● Texto fornecido:
O sistema do comércio internacional está em ebulição. Donald Trump abriu as hostilidades, ao anunciar os primeiros aumentos tarifários no início do ano. Em resposta, foram adotadas medidas por vários outros países e blocos, em particular a União Europeia, a China, o Canadá e o México. Tarifas sobre bens no valor de quase 100 mil milhões de dólares encontram-se já em aplicação pelas várias partes, e o executivo norte-americano encontra-se a ponderar a aplicação de direitos tarifários sobre mais 200 mil milhões de dólares de importações chinesas, os quais provavelmente terão como consequência uma retaliação em medida equivalente.

Perante esta escalada de medidas unilaterais, importa perceber o que está na origem da mesma.

A título preliminar, importa recordar que o sistema de regras multilaterais estabelecido pelo acordo antecessor da OMC (o GATT) foi imensamente benéfico para os países aderentes, o que conduziu a uma redução muito significativa das tarifas médias aplicáveis, as quais se situavam em mais de 20% nos anos 40 do século passado e se cifram em menos de 5% atualmente.

● Enunciado da tarefa: Reproduza sem alterações o trecho do texto sobre o comércio internacional que começa nas palavras "O sistema do" e termina depois de "em medida equivalente.".

● Dados extraídos:

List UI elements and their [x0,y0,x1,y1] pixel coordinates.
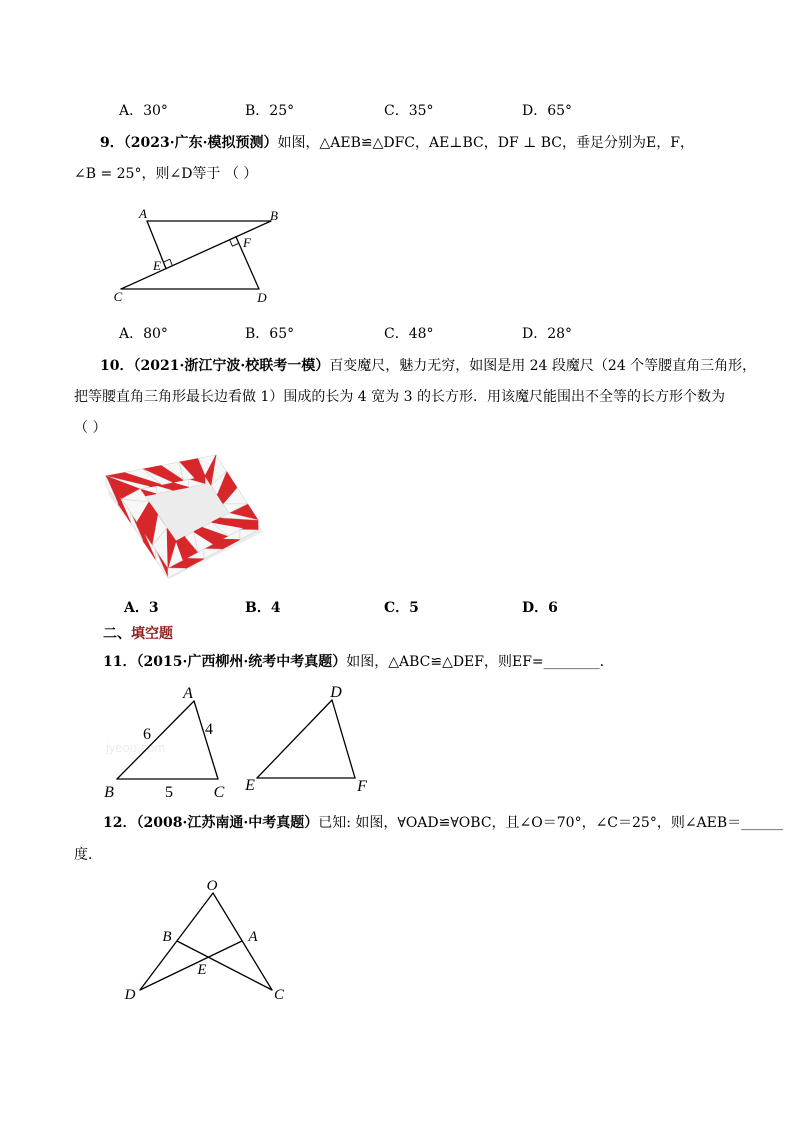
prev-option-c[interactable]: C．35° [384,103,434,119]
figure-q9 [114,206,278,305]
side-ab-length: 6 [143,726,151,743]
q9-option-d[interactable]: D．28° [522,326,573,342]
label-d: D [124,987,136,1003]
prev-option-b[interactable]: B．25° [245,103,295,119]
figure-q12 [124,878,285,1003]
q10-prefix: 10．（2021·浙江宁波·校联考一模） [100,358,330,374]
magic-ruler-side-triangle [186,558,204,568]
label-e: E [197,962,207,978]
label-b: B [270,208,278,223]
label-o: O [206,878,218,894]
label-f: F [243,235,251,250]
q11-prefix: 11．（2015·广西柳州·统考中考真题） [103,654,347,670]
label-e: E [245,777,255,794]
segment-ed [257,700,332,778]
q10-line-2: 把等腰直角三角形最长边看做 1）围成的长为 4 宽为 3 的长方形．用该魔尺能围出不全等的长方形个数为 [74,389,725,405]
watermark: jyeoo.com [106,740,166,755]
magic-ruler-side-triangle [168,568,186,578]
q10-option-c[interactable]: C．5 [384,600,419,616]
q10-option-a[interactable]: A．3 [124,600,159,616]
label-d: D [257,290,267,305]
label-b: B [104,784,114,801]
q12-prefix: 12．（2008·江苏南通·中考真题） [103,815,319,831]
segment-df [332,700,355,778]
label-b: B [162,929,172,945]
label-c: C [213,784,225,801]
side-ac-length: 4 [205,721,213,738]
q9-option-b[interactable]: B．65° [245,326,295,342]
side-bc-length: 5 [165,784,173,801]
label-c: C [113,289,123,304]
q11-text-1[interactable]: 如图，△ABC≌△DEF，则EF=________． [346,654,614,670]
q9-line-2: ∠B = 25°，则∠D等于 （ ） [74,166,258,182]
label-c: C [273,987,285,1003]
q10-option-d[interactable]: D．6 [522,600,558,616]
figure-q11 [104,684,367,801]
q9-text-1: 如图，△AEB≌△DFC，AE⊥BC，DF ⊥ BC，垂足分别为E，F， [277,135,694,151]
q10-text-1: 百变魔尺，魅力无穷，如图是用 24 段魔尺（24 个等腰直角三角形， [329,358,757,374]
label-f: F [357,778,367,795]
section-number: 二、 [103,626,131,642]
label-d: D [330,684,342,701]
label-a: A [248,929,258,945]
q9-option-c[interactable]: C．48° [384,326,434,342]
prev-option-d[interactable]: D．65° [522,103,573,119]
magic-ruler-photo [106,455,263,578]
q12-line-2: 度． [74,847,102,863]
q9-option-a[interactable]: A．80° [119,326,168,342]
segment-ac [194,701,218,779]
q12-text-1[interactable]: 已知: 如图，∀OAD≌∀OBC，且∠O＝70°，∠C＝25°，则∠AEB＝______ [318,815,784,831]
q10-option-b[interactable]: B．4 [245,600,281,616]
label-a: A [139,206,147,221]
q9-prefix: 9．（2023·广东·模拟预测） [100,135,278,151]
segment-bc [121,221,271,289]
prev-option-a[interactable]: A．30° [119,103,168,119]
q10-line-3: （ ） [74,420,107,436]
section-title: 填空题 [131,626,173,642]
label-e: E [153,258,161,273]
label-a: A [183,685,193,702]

● Resultado da tarefa:
O sistema do comércio internacional está em ebulição. Donald Trump abriu as hostilidades, ao anunciar os primeiros aumentos tarifários no início do ano. Em resposta, foram adotadas medidas por vários outros países e blocos, em particular a União Europeia, a China, o Canadá e o México. Tarifas sobre bens no valor de quase 100 mil milhões de dólares encontram-se já em aplicação pelas várias partes, e o executivo norte-americano encontra-se a ponderar a aplicação de direitos tarifários sobre mais 200 mil milhões de dólares de importações chinesas, os quais provavelmente terão como consequência uma retaliação em medida equivalente.